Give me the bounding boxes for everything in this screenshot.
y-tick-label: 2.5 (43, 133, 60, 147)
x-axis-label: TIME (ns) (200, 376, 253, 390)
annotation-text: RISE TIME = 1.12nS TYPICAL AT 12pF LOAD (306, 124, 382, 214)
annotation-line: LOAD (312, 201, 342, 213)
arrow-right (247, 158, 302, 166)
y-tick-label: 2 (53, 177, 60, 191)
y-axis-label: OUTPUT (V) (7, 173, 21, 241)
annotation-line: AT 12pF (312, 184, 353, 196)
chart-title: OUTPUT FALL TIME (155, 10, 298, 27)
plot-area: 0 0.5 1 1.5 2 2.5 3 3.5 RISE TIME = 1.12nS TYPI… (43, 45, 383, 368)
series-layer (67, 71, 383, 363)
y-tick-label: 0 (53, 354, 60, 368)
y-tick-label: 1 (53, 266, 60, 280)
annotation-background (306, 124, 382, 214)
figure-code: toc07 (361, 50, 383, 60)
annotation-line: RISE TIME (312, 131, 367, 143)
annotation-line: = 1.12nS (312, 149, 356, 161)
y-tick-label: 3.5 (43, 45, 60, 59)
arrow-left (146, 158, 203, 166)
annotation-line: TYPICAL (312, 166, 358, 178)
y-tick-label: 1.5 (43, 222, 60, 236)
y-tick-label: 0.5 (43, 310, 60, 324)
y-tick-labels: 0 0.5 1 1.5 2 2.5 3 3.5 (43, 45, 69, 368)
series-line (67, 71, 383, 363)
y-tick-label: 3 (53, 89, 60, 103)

· · ·

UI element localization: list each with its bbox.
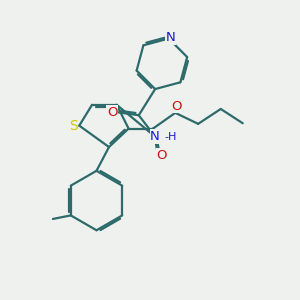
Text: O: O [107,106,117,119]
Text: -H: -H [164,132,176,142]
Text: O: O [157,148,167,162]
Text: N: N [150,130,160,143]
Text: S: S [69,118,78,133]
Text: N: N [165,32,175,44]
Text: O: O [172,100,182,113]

· · ·

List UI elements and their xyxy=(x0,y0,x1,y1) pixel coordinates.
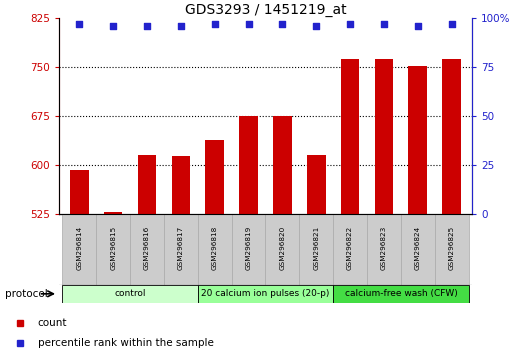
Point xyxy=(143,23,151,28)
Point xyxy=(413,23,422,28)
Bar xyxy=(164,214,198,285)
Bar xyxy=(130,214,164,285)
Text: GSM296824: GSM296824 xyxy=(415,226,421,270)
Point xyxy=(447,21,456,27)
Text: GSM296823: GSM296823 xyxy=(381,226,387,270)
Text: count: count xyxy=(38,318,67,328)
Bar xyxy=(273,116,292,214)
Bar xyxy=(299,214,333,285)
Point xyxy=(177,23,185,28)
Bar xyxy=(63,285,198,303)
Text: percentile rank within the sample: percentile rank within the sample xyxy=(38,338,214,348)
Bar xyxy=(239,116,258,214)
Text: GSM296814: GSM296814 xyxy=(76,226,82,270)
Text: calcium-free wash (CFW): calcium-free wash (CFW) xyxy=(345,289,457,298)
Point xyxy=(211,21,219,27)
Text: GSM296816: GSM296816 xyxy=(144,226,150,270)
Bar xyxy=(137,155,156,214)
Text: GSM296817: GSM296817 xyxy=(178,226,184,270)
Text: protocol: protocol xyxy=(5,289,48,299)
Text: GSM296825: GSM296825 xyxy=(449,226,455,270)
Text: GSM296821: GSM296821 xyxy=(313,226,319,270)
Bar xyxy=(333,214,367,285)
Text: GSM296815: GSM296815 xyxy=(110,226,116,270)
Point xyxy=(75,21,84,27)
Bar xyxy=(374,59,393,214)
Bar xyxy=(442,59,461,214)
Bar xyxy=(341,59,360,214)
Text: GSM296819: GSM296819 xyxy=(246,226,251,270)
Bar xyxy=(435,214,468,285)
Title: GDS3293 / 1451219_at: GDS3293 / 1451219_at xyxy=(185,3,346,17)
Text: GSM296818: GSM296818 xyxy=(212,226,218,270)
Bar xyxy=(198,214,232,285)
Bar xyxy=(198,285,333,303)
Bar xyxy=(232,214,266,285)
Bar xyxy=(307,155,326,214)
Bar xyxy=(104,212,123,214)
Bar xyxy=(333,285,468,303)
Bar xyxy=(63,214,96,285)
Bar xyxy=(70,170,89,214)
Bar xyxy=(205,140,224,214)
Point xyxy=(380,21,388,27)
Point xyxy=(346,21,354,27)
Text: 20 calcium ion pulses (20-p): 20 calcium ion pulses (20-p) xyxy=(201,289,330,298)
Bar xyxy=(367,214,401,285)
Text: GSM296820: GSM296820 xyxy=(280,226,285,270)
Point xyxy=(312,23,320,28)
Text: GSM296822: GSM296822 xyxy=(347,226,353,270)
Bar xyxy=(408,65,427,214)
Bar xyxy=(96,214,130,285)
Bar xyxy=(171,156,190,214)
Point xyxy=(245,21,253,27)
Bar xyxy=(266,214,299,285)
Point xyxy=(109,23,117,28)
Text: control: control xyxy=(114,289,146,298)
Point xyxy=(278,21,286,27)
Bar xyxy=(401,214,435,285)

· · ·

## What this task involves
Copy the lines verbatim, beginning at the line that has "Give me the" and stopping after the line that has "y-tick-label: 3 (53, 89, 60, 103)".

## Full response
Give me the bounding boxes for everything in this screenshot.
y-tick-label: 2.5 (43, 133, 60, 147)
x-axis-label: TIME (ns) (200, 376, 253, 390)
annotation-text: RISE TIME = 1.12nS TYPICAL AT 12pF LOAD (306, 124, 382, 214)
annotation-line: LOAD (312, 201, 342, 213)
arrow-right (247, 158, 302, 166)
y-tick-label: 2 (53, 177, 60, 191)
y-axis-label: OUTPUT (V) (7, 173, 21, 241)
annotation-line: AT 12pF (312, 184, 353, 196)
chart-title: OUTPUT FALL TIME (155, 10, 298, 27)
plot-area: 0 0.5 1 1.5 2 2.5 3 3.5 RISE TIME = 1.12nS TYPI… (43, 45, 383, 368)
series-layer (67, 71, 383, 363)
y-tick-label: 0 (53, 354, 60, 368)
y-tick-label: 1 (53, 266, 60, 280)
annotation-background (306, 124, 382, 214)
figure-code: toc07 (361, 50, 383, 60)
annotation-line: RISE TIME (312, 131, 367, 143)
annotation-line: = 1.12nS (312, 149, 356, 161)
y-tick-label: 3.5 (43, 45, 60, 59)
arrow-left (146, 158, 203, 166)
annotation-line: TYPICAL (312, 166, 358, 178)
y-tick-label: 1.5 (43, 222, 60, 236)
y-tick-label: 0.5 (43, 310, 60, 324)
y-tick-labels: 0 0.5 1 1.5 2 2.5 3 3.5 (43, 45, 69, 368)
series-line (67, 71, 383, 363)
y-tick-label: 3 (53, 89, 60, 103)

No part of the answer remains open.